→ Data lines
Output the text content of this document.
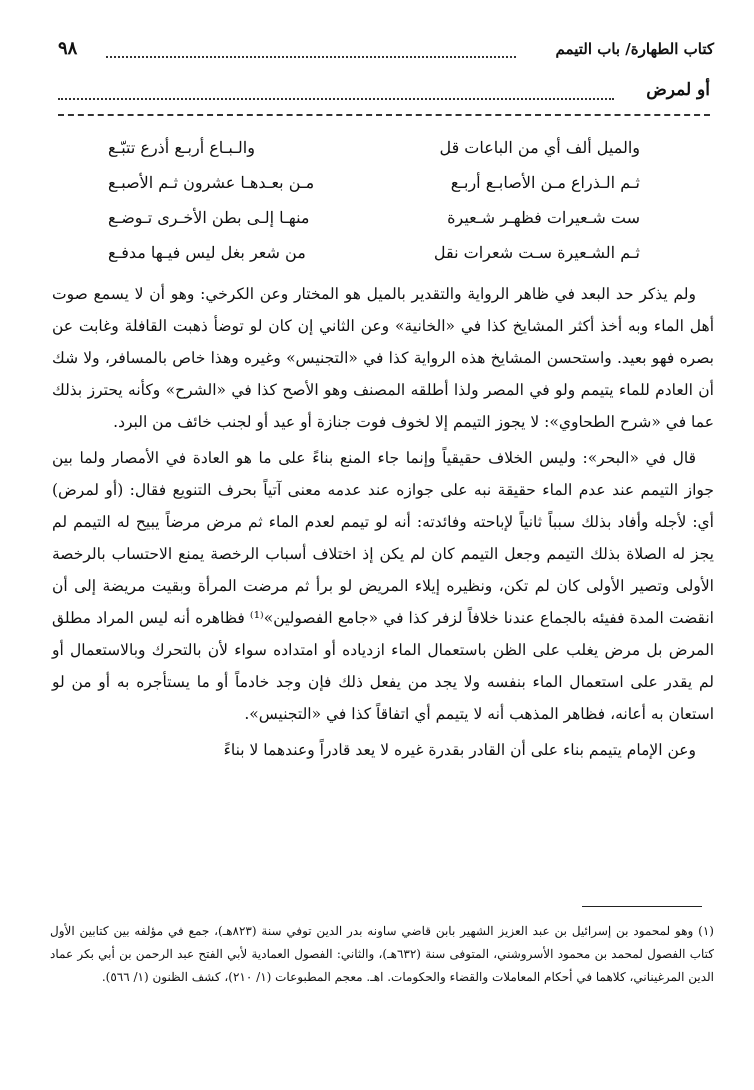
كتاب الطهارة/ باب التيمم
٩٨
أو لمرض
والميل ألف أي من الباعات قل
والـبـاع أربـع أذرع تتبّـع
ثـم الـذراع مـن الأصابـع أربـع
مـن بعـدهـا عشرون ثـم الأصبـع
ست شـعيرات فظهـر شـعيرة
منهـا إلـى بطن الأخـرى تـوضـع
ثـم الشـعيرة سـت شعرات نقل
من شعر بغل ليس فيـها مدفـع

ولم يذكر حد البعد في ظاهر الرواية والتقدير بالميل هو المختار وعن الكرخي: وهو أن لا يسمع صوت أهل الماء وبه أخذ أكثر المشايخ كذا في «الخانية» وعن الثاني إن كان لو توضأ ذهبت القافلة وغابت عن بصره فهو بعيد. واستحسن المشايخ هذه الرواية كذا في «التجنيس» وغيره وهذا خاص بالمسافر، ولا شك أن العادم للماء يتيمم ولو في المصر ولذا أطلقه المصنف وهو الأصح كذا في «الشرح» وكأنه يحترز بذلك عما في «شرح الطحاوي»: لا يجوز التيمم إلا لخوف فوت جنازة أو عيد أو لجنب خائف من البرد.

قال في «البحر»: وليس الخلاف حقيقياً وإنما جاء المنع بناءً على ما هو العادة في الأمصار ولما بين جواز التيمم عند عدم الماء حقيقة نبه على جوازه عند عدمه معنى آتياً بحرف التنويع فقال: (أو لمرض) أي: لأجله وأفاد بذلك سبباً ثانياً لإباحته وفائدته: أنه لو تيمم لعدم الماء ثم مرض مرضاً يبيح له التيمم لم يجز له الصلاة بذلك التيمم وجعل التيمم كان لم يكن إذ اختلاف أسباب الرخصة يمنع الاحتساب بالرخصة الأولى وتصير الأولى كان لم تكن، ونظيره إيلاء المريض لو برأ ثم مرضت المرأة وبقيت مريضة إلى أن انقضت المدة ففيئه بالجماع عندنا خلافاً لزفر كذا في «جامع الفصولين»⁽¹⁾ فظاهره أنه ليس المراد مطلق المرض بل مرض يغلب على الظن باستعمال الماء ازدياده أو امتداده سواء لأن بالتحرك وبالاستعمال أو لم يقدر على استعمال الماء بنفسه ولا يجد من يفعل ذلك فإن وجد خادماً أو ما يستأجره به أو من لو استعان به أعانه، فظاهر المذهب أنه لا يتيمم أي اتفاقاً كذا في «التجنيس».

وعن الإمام يتيمم بناء على أن القادر بقدرة غيره لا يعد قادراً وعندهما لا بناءً

(١) وهو لمحمود بن إسرائيل بن عبد العزيز الشهير بابن قاضي ساونه بدر الدين توفي سنة (٨٢٣هـ)، جمع في مؤلفه بين كتابين الأول كتاب الفصول لمحمد بن محمود الأسروشني، المتوفى سنة (٦٣٢هـ)، والثاني: الفصول العمادية لأبي الفتح عبد الرحمن بن أبي بكر عماد الدين المرغيناني، كلاهما في أحكام المعاملات والقضاء والحكومات. اهـ. معجم المطبوعات (١/ ٢١٠)، كشف الظنون (١/ ٥٦٦).
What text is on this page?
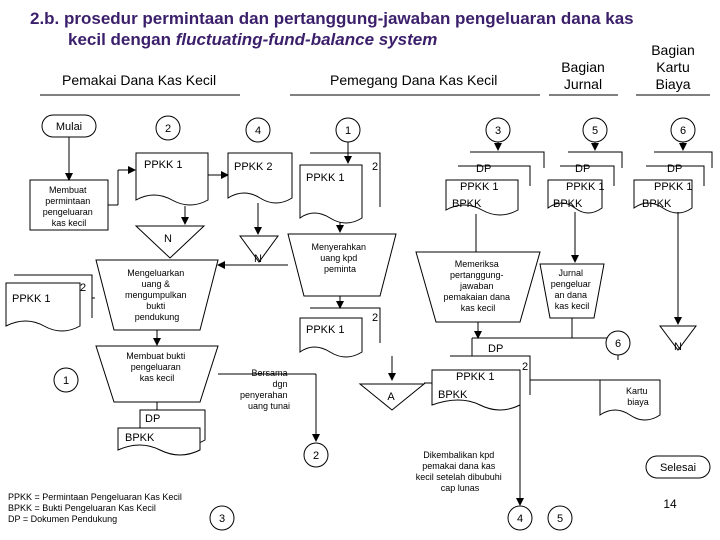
2.b. prosedur permintaan dan pertanggung-jawaban pengeluaran dana kas
kecil dengan fluctuating-fund-balance system
Pemakai Dana Kas Kecil	Pemegang Dana Kas Kecil
Bagian
Jurnal
Bagian
Kartu
Biaya
Mulai
Membuat permintaan pengeluaran kas kecil
PPKK 1
N
PPKK 1
2
Mengeluarkan uang & mengumpulkan bukti pendukung
1
Membuat bukti pengeluaran kas kecil
DP
BPKK
3
PPKK = Permintaan Pengeluaran Kas Kecil BPKK = Bukti Pengeluaran Kas Kecil DP = Dokumen Pendukung
2	4	1	3	5	6
PPKK 2
N
PPKK 1
2
Menyerahkan uang kpd peminta
PPKK 1
2
Bersama dgn penyerahan uang tunai
2
A
DP
PPKK 1
BPKK
Memeriksa pertanggung- jawaban pemakaian dana kas kecil
DP
PPKK 1
2
BPKK
4
Dikembalikan kpd pemakai dana kas kecil setelah dibubuhi cap lunas
DP
PPKK 1
BPKK
Jurnal pengeluar an dana kas kecil
6
Kartu biaya
5
DP
PPKK 1
BPKK
N
Selesai
14
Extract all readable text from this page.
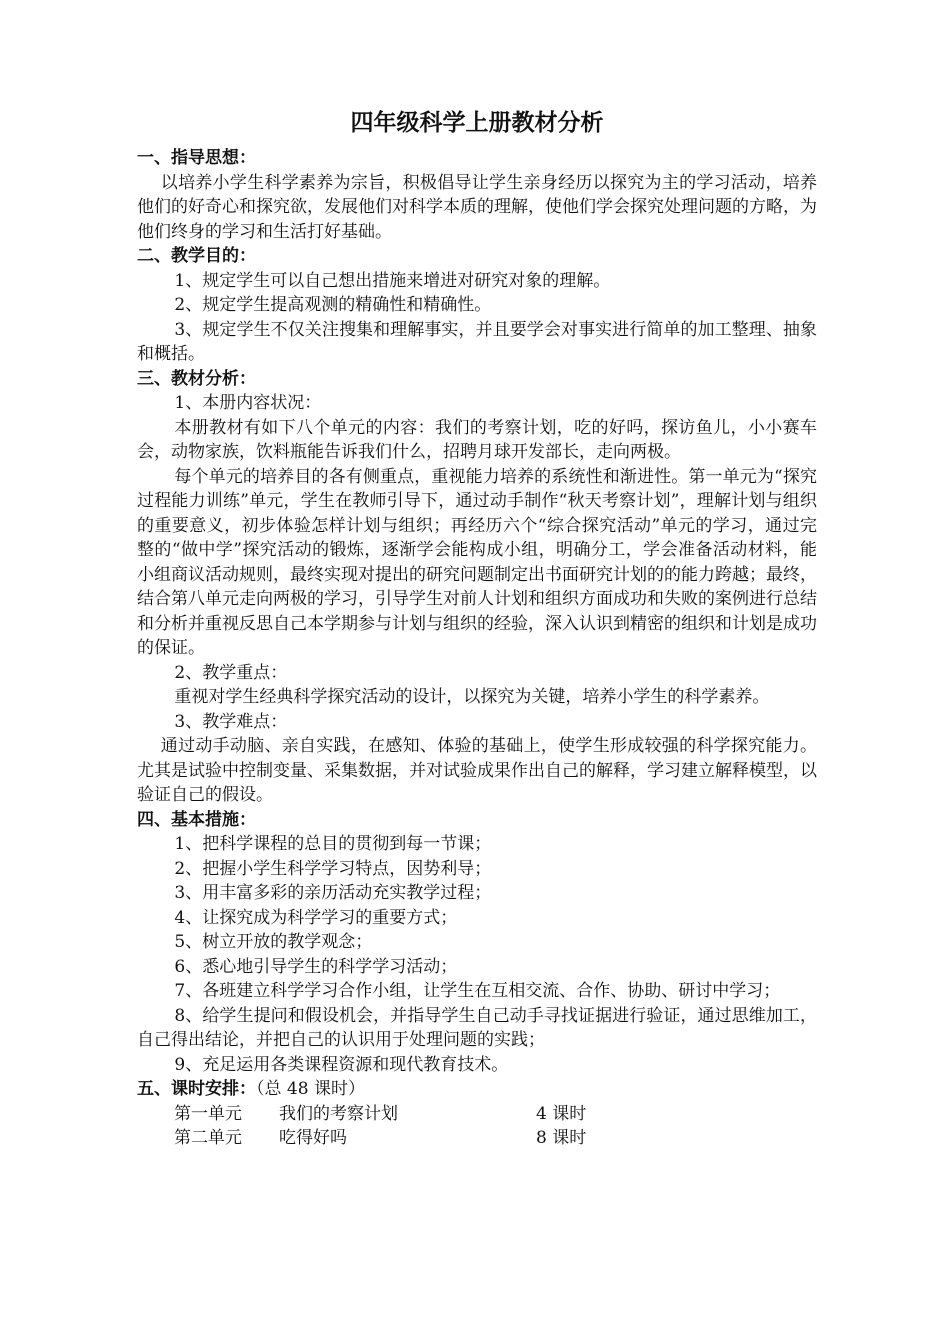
四年级科学上册教材分析
一、指导思想：

以培养小学生科学素养为宗旨，积极倡导让学生亲身经历以探究为主的学习活动，培养他们的好奇心和探究欲，发展他们对科学本质的理解，使他们学会探究处理问题的方略，为他们终身的学习和生活打好基础。

二、教学目的：

1、规定学生可以自己想出措施来增进对研究对象的理解。

2、规定学生提高观测的精确性和精确性。

3、规定学生不仅关注搜集和理解事实，并且要学会对事实进行简单的加工整理、抽象和概括。

三、教材分析：

1、本册内容状况：

本册教材有如下八个单元的内容：我们的考察计划，吃的好吗，探访鱼儿，小小赛车会，动物家族，饮料瓶能告诉我们什么，招聘月球开发部长，走向两极。

每个单元的培养目的各有侧重点，重视能力培养的系统性和渐进性。第一单元为“探究过程能力训练”单元，学生在教师引导下，通过动手制作“秋天考察计划”，理解计划与组织的重要意义，初步体验怎样计划与组织；再经历六个“综合探究活动”单元的学习，通过完整的“做中学”探究活动的锻炼，逐渐学会能构成小组，明确分工，学会准备活动材料，能小组商议活动规则，最终实现对提出的研究问题制定出书面研究计划的的能力跨越；最终，结合第八单元走向两极的学习，引导学生对前人计划和组织方面成功和失败的案例进行总结和分析并重视反思自己本学期参与计划与组织的经验，深入认识到精密的组织和计划是成功的保证。

2、教学重点：

重视对学生经典科学探究活动的设计，以探究为关键，培养小学生的科学素养。

3、教学难点：

通过动手动脑、亲自实践，在感知、体验的基础上，使学生形成较强的科学探究能力。尤其是试验中控制变量、采集数据，并对试验成果作出自己的解释，学习建立解释模型，以验证自己的假设。

四、基本措施：

1、把科学课程的总目的贯彻到每一节课；

2、把握小学生科学学习特点，因势利导；

3、用丰富多彩的亲历活动充实教学过程；

4、让探究成为科学学习的重要方式；

5、树立开放的教学观念；

6、悉心地引导学生的科学学习活动；

7、各班建立科学学习合作小组，让学生在互相交流、合作、协助、研讨中学习；

8、给学生提问和假设机会，并指导学生自己动手寻找证据进行验证，通过思维加工，自己得出结论，并把自己的认识用于处理问题的实践；

9、充足运用各类课程资源和现代教育技术。

五、课时安排：（总 48 课时）
第一单元	我们的考察计划	4 课时
第二单元	吃得好吗	8 课时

→ Exercise prompt
Restate the full listing verbatim and drop every picture.

→ Exercise result
Output the text content of this document.
كتاب الطهارة/ باب التيمم
٩٨
أو لمرض
والميل ألف أي من الباعات قل
والـبـاع أربـع أذرع تتبّـع
ثـم الـذراع مـن الأصابـع أربـع
مـن بعـدهـا عشرون ثـم الأصبـع
ست شـعيرات فظهـر شـعيرة
منهـا إلـى بطن الأخـرى تـوضـع
ثـم الشـعيرة سـت شعرات نقل
من شعر بغل ليس فيـها مدفـع

ولم يذكر حد البعد في ظاهر الرواية والتقدير بالميل هو المختار وعن الكرخي: وهو أن لا يسمع صوت أهل الماء وبه أخذ أكثر المشايخ كذا في «الخانية» وعن الثاني إن كان لو توضأ ذهبت القافلة وغابت عن بصره فهو بعيد. واستحسن المشايخ هذه الرواية كذا في «التجنيس» وغيره وهذا خاص بالمسافر، ولا شك أن العادم للماء يتيمم ولو في المصر ولذا أطلقه المصنف وهو الأصح كذا في «الشرح» وكأنه يحترز بذلك عما في «شرح الطحاوي»: لا يجوز التيمم إلا لخوف فوت جنازة أو عيد أو لجنب خائف من البرد.

قال في «البحر»: وليس الخلاف حقيقياً وإنما جاء المنع بناءً على ما هو العادة في الأمصار ولما بين جواز التيمم عند عدم الماء حقيقة نبه على جوازه عند عدمه معنى آتياً بحرف التنويع فقال: (أو لمرض) أي: لأجله وأفاد بذلك سبباً ثانياً لإباحته وفائدته: أنه لو تيمم لعدم الماء ثم مرض مرضاً يبيح له التيمم لم يجز له الصلاة بذلك التيمم وجعل التيمم كان لم يكن إذ اختلاف أسباب الرخصة يمنع الاحتساب بالرخصة الأولى وتصير الأولى كان لم تكن، ونظيره إيلاء المريض لو برأ ثم مرضت المرأة وبقيت مريضة إلى أن انقضت المدة ففيئه بالجماع عندنا خلافاً لزفر كذا في «جامع الفصولين»⁽¹⁾ فظاهره أنه ليس المراد مطلق المرض بل مرض يغلب على الظن باستعمال الماء ازدياده أو امتداده سواء لأن بالتحرك وبالاستعمال أو لم يقدر على استعمال الماء بنفسه ولا يجد من يفعل ذلك فإن وجد خادماً أو ما يستأجره به أو من لو استعان به أعانه، فظاهر المذهب أنه لا يتيمم أي اتفاقاً كذا في «التجنيس».

وعن الإمام يتيمم بناء على أن القادر بقدرة غيره لا يعد قادراً وعندهما لا بناءً

(١) وهو لمحمود بن إسرائيل بن عبد العزيز الشهير بابن قاضي ساونه بدر الدين توفي سنة (٨٢٣هـ)، جمع في مؤلفه بين كتابين الأول كتاب الفصول لمحمد بن محمود الأسروشني، المتوفى سنة (٦٣٢هـ)، والثاني: الفصول العمادية لأبي الفتح عبد الرحمن بن أبي بكر عماد الدين المرغيناني، كلاهما في أحكام المعاملات والقضاء والحكومات. اهـ. معجم المطبوعات (١/ ٢١٠)، كشف الظنون (١/ ٥٦٦).
What text is on this page?
2.b. prosedur permintaan dan pertanggung-jawaban pengeluaran dana kas
kecil dengan fluctuating-fund-balance system
Pemakai Dana Kas Kecil	Pemegang Dana Kas Kecil
Bagian
Jurnal
Bagian
Kartu
Biaya
Mulai
Membuat permintaan pengeluaran kas kecil
PPKK 1
N
PPKK 1
2
Mengeluarkan uang & mengumpulkan bukti pendukung
1
Membuat bukti pengeluaran kas kecil
DP
BPKK
3
PPKK = Permintaan Pengeluaran Kas Kecil BPKK = Bukti Pengeluaran Kas Kecil DP = Dokumen Pendukung
2	4	1	3	5	6
PPKK 2
N
PPKK 1
2
Menyerahkan uang kpd peminta
PPKK 1
2
Bersama dgn penyerahan uang tunai
2
A
DP
PPKK 1
BPKK
Memeriksa pertanggung- jawaban pemakaian dana kas kecil
DP
PPKK 1
2
BPKK
4
Dikembalikan kpd pemakai dana kas kecil setelah dibubuhi cap lunas
DP
PPKK 1
BPKK
Jurnal pengeluar an dana kas kecil
6
Kartu biaya
5
DP
PPKK 1
BPKK
N
Selesai
14
Extract all readable text from this page.
四年级科学上册教材分析
一、指导思想：

以培养小学生科学素养为宗旨，积极倡导让学生亲身经历以探究为主的学习活动，培养他们的好奇心和探究欲，发展他们对科学本质的理解，使他们学会探究处理问题的方略，为他们终身的学习和生活打好基础。

二、教学目的：

1、规定学生可以自己想出措施来增进对研究对象的理解。

2、规定学生提高观测的精确性和精确性。

3、规定学生不仅关注搜集和理解事实，并且要学会对事实进行简单的加工整理、抽象和概括。

三、教材分析：

1、本册内容状况：

本册教材有如下八个单元的内容：我们的考察计划，吃的好吗，探访鱼儿，小小赛车会，动物家族，饮料瓶能告诉我们什么，招聘月球开发部长，走向两极。

每个单元的培养目的各有侧重点，重视能力培养的系统性和渐进性。第一单元为“探究过程能力训练”单元，学生在教师引导下，通过动手制作“秋天考察计划”，理解计划与组织的重要意义，初步体验怎样计划与组织；再经历六个“综合探究活动”单元的学习，通过完整的“做中学”探究活动的锻炼，逐渐学会能构成小组，明确分工，学会准备活动材料，能小组商议活动规则，最终实现对提出的研究问题制定出书面研究计划的的能力跨越；最终，结合第八单元走向两极的学习，引导学生对前人计划和组织方面成功和失败的案例进行总结和分析并重视反思自己本学期参与计划与组织的经验，深入认识到精密的组织和计划是成功的保证。

2、教学重点：

重视对学生经典科学探究活动的设计，以探究为关键，培养小学生的科学素养。

3、教学难点：

通过动手动脑、亲自实践，在感知、体验的基础上，使学生形成较强的科学探究能力。尤其是试验中控制变量、采集数据，并对试验成果作出自己的解释，学习建立解释模型，以验证自己的假设。

四、基本措施：

1、把科学课程的总目的贯彻到每一节课；

2、把握小学生科学学习特点，因势利导；

3、用丰富多彩的亲历活动充实教学过程；

4、让探究成为科学学习的重要方式；

5、树立开放的教学观念；

6、悉心地引导学生的科学学习活动；

7、各班建立科学学习合作小组，让学生在互相交流、合作、协助、研讨中学习；

8、给学生提问和假设机会，并指导学生自己动手寻找证据进行验证，通过思维加工，自己得出结论，并把自己的认识用于处理问题的实践；

9、充足运用各类课程资源和现代教育技术。

五、课时安排：（总 48 课时）
第一单元	我们的考察计划	4 课时
第二单元	吃得好吗	8 课时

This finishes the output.